* **TASK**
Set down each line of the material that follows, exactly, with no pictures.

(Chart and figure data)
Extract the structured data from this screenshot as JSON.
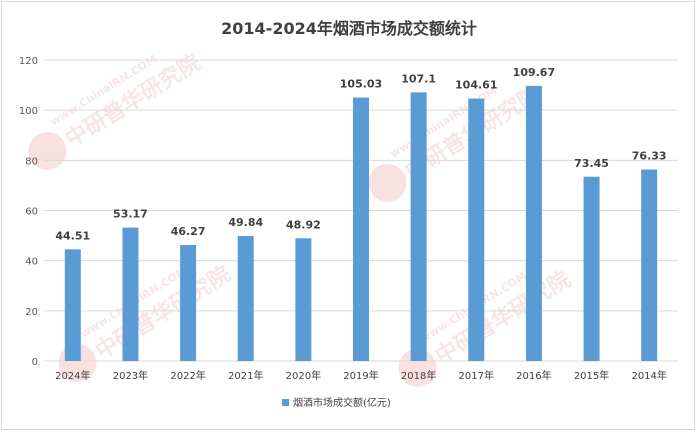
{
  "chart_data": {
    "type": "bar",
    "title": "2014-2024年烟酒市场成交额统计",
    "categories": [
      "2024年",
      "2023年",
      "2022年",
      "2021年",
      "2020年",
      "2019年",
      "2018年",
      "2017年",
      "2016年",
      "2015年",
      "2014年"
    ],
    "series": [
      {
        "name": "烟酒市场成交额(亿元)",
        "values": [
          44.51,
          53.17,
          46.27,
          49.84,
          48.92,
          105.03,
          107.1,
          104.61,
          109.67,
          73.45,
          76.33
        ],
        "labels": [
          "44.51",
          "53.17",
          "46.27",
          "49.84",
          "48.92",
          "105.03",
          "107.1",
          "104.61",
          "109.67",
          "73.45",
          "76.33"
        ],
        "color": "#5b9bd5"
      }
    ],
    "ylim": [
      0,
      120
    ],
    "yticks": [
      "0",
      "20",
      "40",
      "60",
      "80",
      "100",
      "120"
    ],
    "grid": true,
    "legend_position": "bottom",
    "xlabel": "",
    "ylabel": ""
  },
  "watermark": {
    "url": "www.ChinaIRN.COM",
    "brand": "中研普华研究院",
    "logo": "CIRN",
    "color": "#e05a5a"
  }
}
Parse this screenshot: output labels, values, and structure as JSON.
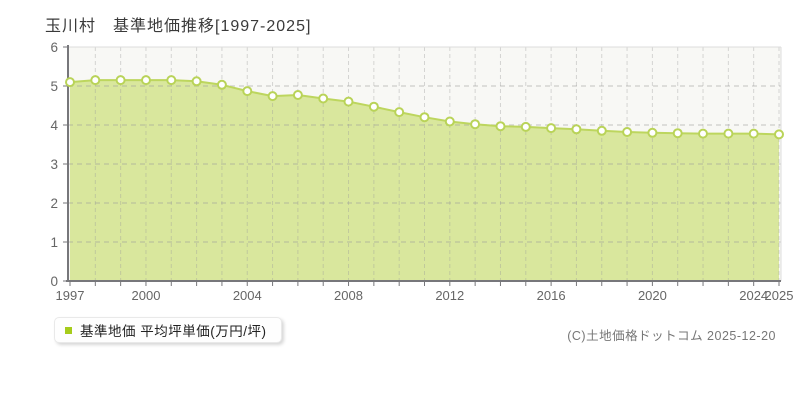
{
  "title": "玉川村　基準地価推移[1997-2025]",
  "legend": {
    "label": "基準地価 平均坪単価(万円/坪)"
  },
  "footer": {
    "copyright": "(C)土地価格ドットコム 2025-12-20"
  },
  "colors": {
    "area_fill": "#d9e79d",
    "line": "#bdd65e",
    "marker_fill": "#ffffff",
    "marker_stroke": "#b9d358",
    "legend_marker": "#a6cc1b",
    "grid": "#9a9a9a",
    "axis": "#77777b",
    "plot_border": "#dcdcdc",
    "plot_bg": "#f8f8f5",
    "tick_label": "#666666"
  },
  "chart_data": {
    "type": "area",
    "title": "玉川村 基準地価推移[1997-2025]",
    "series_name": "基準地価 平均坪単価(万円/坪)",
    "xlabel": "",
    "ylabel": "平均坪単価(万円/坪)",
    "x": [
      1997,
      1998,
      1999,
      2000,
      2001,
      2002,
      2003,
      2004,
      2005,
      2006,
      2007,
      2008,
      2009,
      2010,
      2011,
      2012,
      2013,
      2014,
      2015,
      2016,
      2017,
      2018,
      2019,
      2020,
      2021,
      2022,
      2023,
      2024,
      2025
    ],
    "values": [
      5.1,
      5.15,
      5.15,
      5.15,
      5.15,
      5.12,
      5.03,
      4.87,
      4.74,
      4.77,
      4.68,
      4.6,
      4.47,
      4.33,
      4.2,
      4.09,
      4.02,
      3.97,
      3.95,
      3.92,
      3.89,
      3.85,
      3.82,
      3.8,
      3.79,
      3.78,
      3.78,
      3.78,
      3.76
    ],
    "ylim": [
      0,
      6
    ],
    "yticks": [
      0,
      1,
      2,
      3,
      4,
      5,
      6
    ],
    "xtick_labels": [
      "1997",
      "2000",
      "2004",
      "2008",
      "2012",
      "2016",
      "2020",
      "2024",
      "2025"
    ],
    "grid": "dashed",
    "legend_position": "bottom-left"
  }
}
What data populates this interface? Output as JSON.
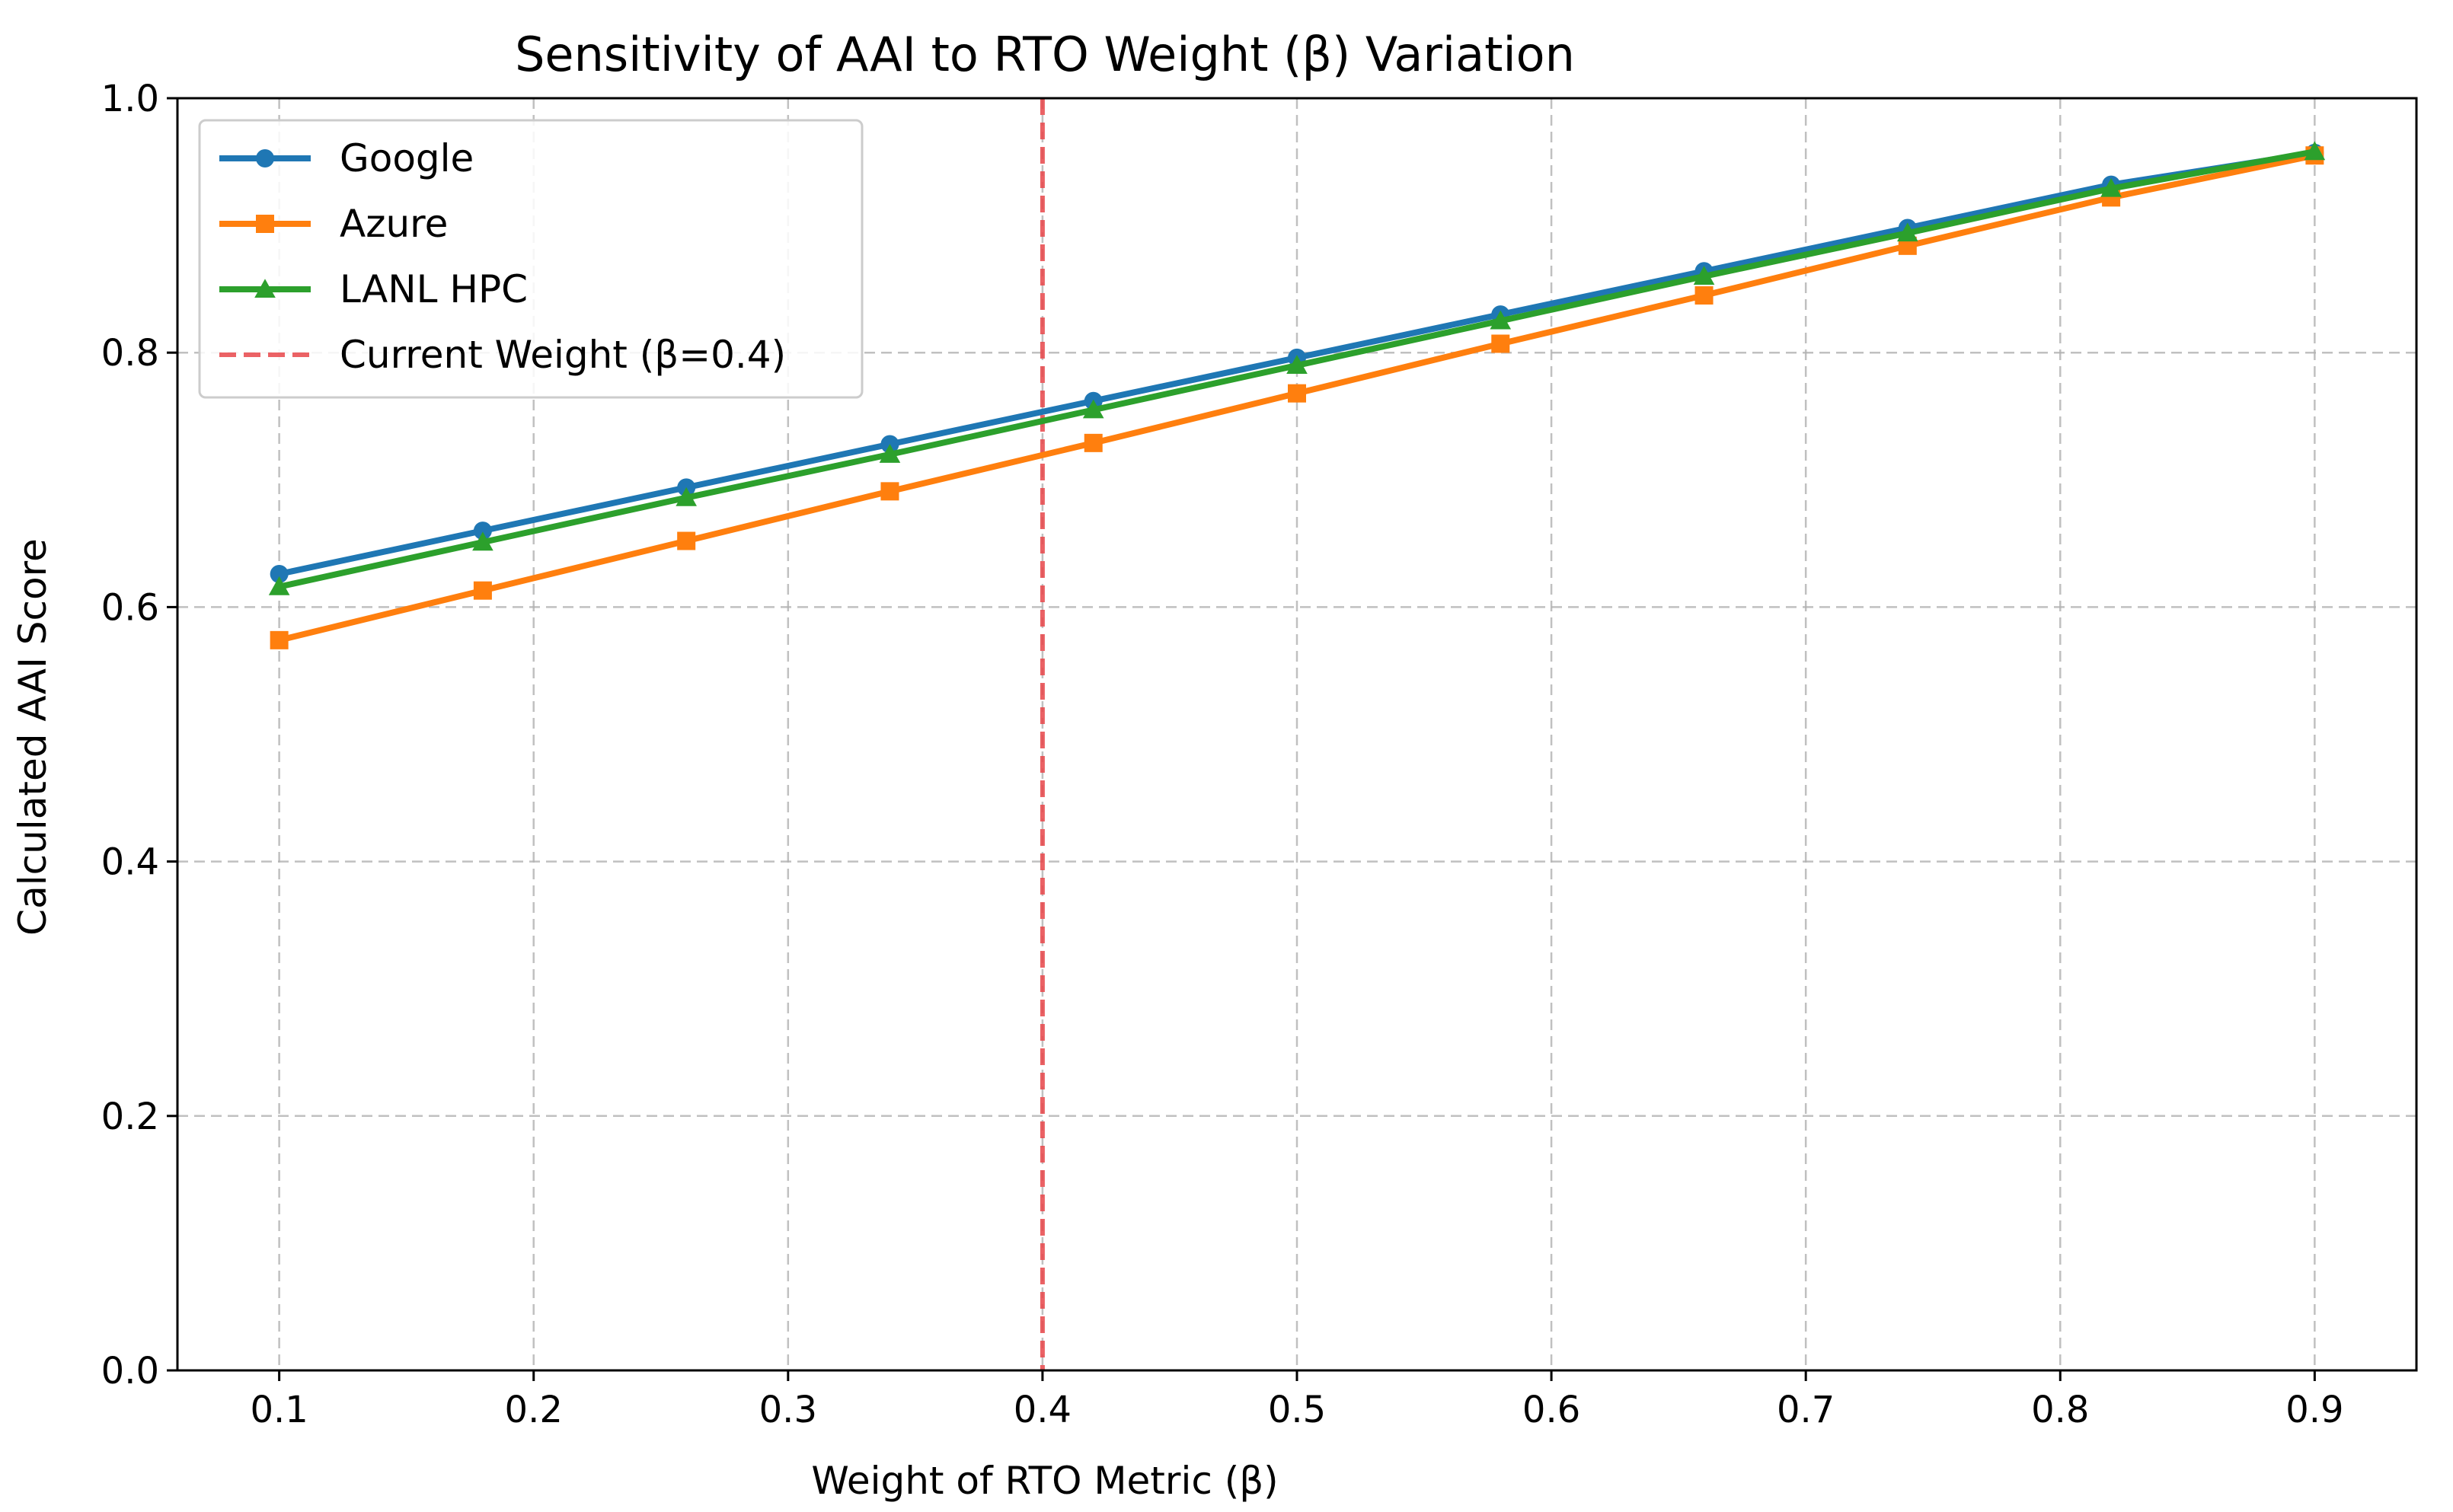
{
  "chart_data": {
    "type": "line",
    "title": "Sensitivity of AAI to RTO Weight (β) Variation",
    "xlabel": "Weight of RTO Metric (β)",
    "ylabel": "Calculated AAI Score",
    "xlim": [
      0.06,
      0.94
    ],
    "ylim": [
      0.0,
      1.0
    ],
    "x_ticks": [
      0.1,
      0.2,
      0.3,
      0.4,
      0.5,
      0.6,
      0.7,
      0.8,
      0.9
    ],
    "x_tick_labels": [
      "0.1",
      "0.2",
      "0.3",
      "0.4",
      "0.5",
      "0.6",
      "0.7",
      "0.8",
      "0.9"
    ],
    "y_ticks": [
      0.0,
      0.2,
      0.4,
      0.6,
      0.8,
      1.0
    ],
    "y_tick_labels": [
      "0.0",
      "0.2",
      "0.4",
      "0.6",
      "0.8",
      "1.0"
    ],
    "grid": true,
    "legend_position": "top-left",
    "x": [
      0.1,
      0.18,
      0.26,
      0.34,
      0.42,
      0.5,
      0.58,
      0.66,
      0.74,
      0.82,
      0.9
    ],
    "series": [
      {
        "name": "Google",
        "color": "#1f77b4",
        "marker": "circle",
        "values": [
          0.626,
          0.66,
          0.694,
          0.728,
          0.762,
          0.796,
          0.83,
          0.864,
          0.898,
          0.932,
          0.957
        ]
      },
      {
        "name": "Azure",
        "color": "#ff7f0e",
        "marker": "square",
        "values": [
          0.574,
          0.613,
          0.652,
          0.691,
          0.729,
          0.768,
          0.807,
          0.845,
          0.884,
          0.922,
          0.955
        ]
      },
      {
        "name": "LANL HPC",
        "color": "#2ca02c",
        "marker": "triangle",
        "values": [
          0.616,
          0.651,
          0.686,
          0.72,
          0.755,
          0.79,
          0.825,
          0.86,
          0.894,
          0.929,
          0.958
        ]
      }
    ],
    "reference_line": {
      "name": "Current Weight (β=0.4)",
      "x": 0.4,
      "color": "#e8474a",
      "style": "dashed"
    }
  }
}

* **CORRECT ANSWER**
Extract the structured data from this screenshot as JSON.
{
  "chart_data": {
    "type": "bar",
    "title": "2014-2024年烟酒市场成交额统计",
    "categories": [
      "2024年",
      "2023年",
      "2022年",
      "2021年",
      "2020年",
      "2019年",
      "2018年",
      "2017年",
      "2016年",
      "2015年",
      "2014年"
    ],
    "series": [
      {
        "name": "烟酒市场成交额(亿元)",
        "values": [
          44.51,
          53.17,
          46.27,
          49.84,
          48.92,
          105.03,
          107.1,
          104.61,
          109.67,
          73.45,
          76.33
        ],
        "labels": [
          "44.51",
          "53.17",
          "46.27",
          "49.84",
          "48.92",
          "105.03",
          "107.1",
          "104.61",
          "109.67",
          "73.45",
          "76.33"
        ],
        "color": "#5b9bd5"
      }
    ],
    "ylim": [
      0,
      120
    ],
    "yticks": [
      "0",
      "20",
      "40",
      "60",
      "80",
      "100",
      "120"
    ],
    "grid": true,
    "legend_position": "bottom",
    "xlabel": "",
    "ylabel": ""
  },
  "watermark": {
    "url": "www.ChinaIRN.COM",
    "brand": "中研普华研究院",
    "logo": "CIRN",
    "color": "#e05a5a"
  }
}
Parse this screenshot: output labels, values, and structure as JSON.
{
  "title": "玉川村　基準地価推移[1997-2025]",
  "legend": {
    "label": "基準地価 平均坪単価(万円/坪)"
  },
  "footer": {
    "copyright": "(C)土地価格ドットコム 2025-12-20"
  },
  "colors": {
    "area_fill": "#d9e79d",
    "line": "#bdd65e",
    "marker_fill": "#ffffff",
    "marker_stroke": "#b9d358",
    "legend_marker": "#a6cc1b",
    "grid": "#9a9a9a",
    "axis": "#77777b",
    "plot_border": "#dcdcdc",
    "plot_bg": "#f8f8f5",
    "tick_label": "#666666"
  },
  "chart_data": {
    "type": "area",
    "title": "玉川村 基準地価推移[1997-2025]",
    "series_name": "基準地価 平均坪単価(万円/坪)",
    "xlabel": "",
    "ylabel": "平均坪単価(万円/坪)",
    "x": [
      1997,
      1998,
      1999,
      2000,
      2001,
      2002,
      2003,
      2004,
      2005,
      2006,
      2007,
      2008,
      2009,
      2010,
      2011,
      2012,
      2013,
      2014,
      2015,
      2016,
      2017,
      2018,
      2019,
      2020,
      2021,
      2022,
      2023,
      2024,
      2025
    ],
    "values": [
      5.1,
      5.15,
      5.15,
      5.15,
      5.15,
      5.12,
      5.03,
      4.87,
      4.74,
      4.77,
      4.68,
      4.6,
      4.47,
      4.33,
      4.2,
      4.09,
      4.02,
      3.97,
      3.95,
      3.92,
      3.89,
      3.85,
      3.82,
      3.8,
      3.79,
      3.78,
      3.78,
      3.78,
      3.76
    ],
    "ylim": [
      0,
      6
    ],
    "yticks": [
      0,
      1,
      2,
      3,
      4,
      5,
      6
    ],
    "xtick_labels": [
      "1997",
      "2000",
      "2004",
      "2008",
      "2012",
      "2016",
      "2020",
      "2024",
      "2025"
    ],
    "grid": "dashed",
    "legend_position": "bottom-left"
  }
}
What data populates this interface? Output as JSON.
{
  "chart_data": {
    "type": "line",
    "title": "Sensitivity of AAI to RTO Weight (β) Variation",
    "xlabel": "Weight of RTO Metric (β)",
    "ylabel": "Calculated AAI Score",
    "xlim": [
      0.06,
      0.94
    ],
    "ylim": [
      0.0,
      1.0
    ],
    "x_ticks": [
      0.1,
      0.2,
      0.3,
      0.4,
      0.5,
      0.6,
      0.7,
      0.8,
      0.9
    ],
    "x_tick_labels": [
      "0.1",
      "0.2",
      "0.3",
      "0.4",
      "0.5",
      "0.6",
      "0.7",
      "0.8",
      "0.9"
    ],
    "y_ticks": [
      0.0,
      0.2,
      0.4,
      0.6,
      0.8,
      1.0
    ],
    "y_tick_labels": [
      "0.0",
      "0.2",
      "0.4",
      "0.6",
      "0.8",
      "1.0"
    ],
    "grid": true,
    "legend_position": "top-left",
    "x": [
      0.1,
      0.18,
      0.26,
      0.34,
      0.42,
      0.5,
      0.58,
      0.66,
      0.74,
      0.82,
      0.9
    ],
    "series": [
      {
        "name": "Google",
        "color": "#1f77b4",
        "marker": "circle",
        "values": [
          0.626,
          0.66,
          0.694,
          0.728,
          0.762,
          0.796,
          0.83,
          0.864,
          0.898,
          0.932,
          0.957
        ]
      },
      {
        "name": "Azure",
        "color": "#ff7f0e",
        "marker": "square",
        "values": [
          0.574,
          0.613,
          0.652,
          0.691,
          0.729,
          0.768,
          0.807,
          0.845,
          0.884,
          0.922,
          0.955
        ]
      },
      {
        "name": "LANL HPC",
        "color": "#2ca02c",
        "marker": "triangle",
        "values": [
          0.616,
          0.651,
          0.686,
          0.72,
          0.755,
          0.79,
          0.825,
          0.86,
          0.894,
          0.929,
          0.958
        ]
      }
    ],
    "reference_line": {
      "name": "Current Weight (β=0.4)",
      "x": 0.4,
      "color": "#e8474a",
      "style": "dashed"
    }
  }
}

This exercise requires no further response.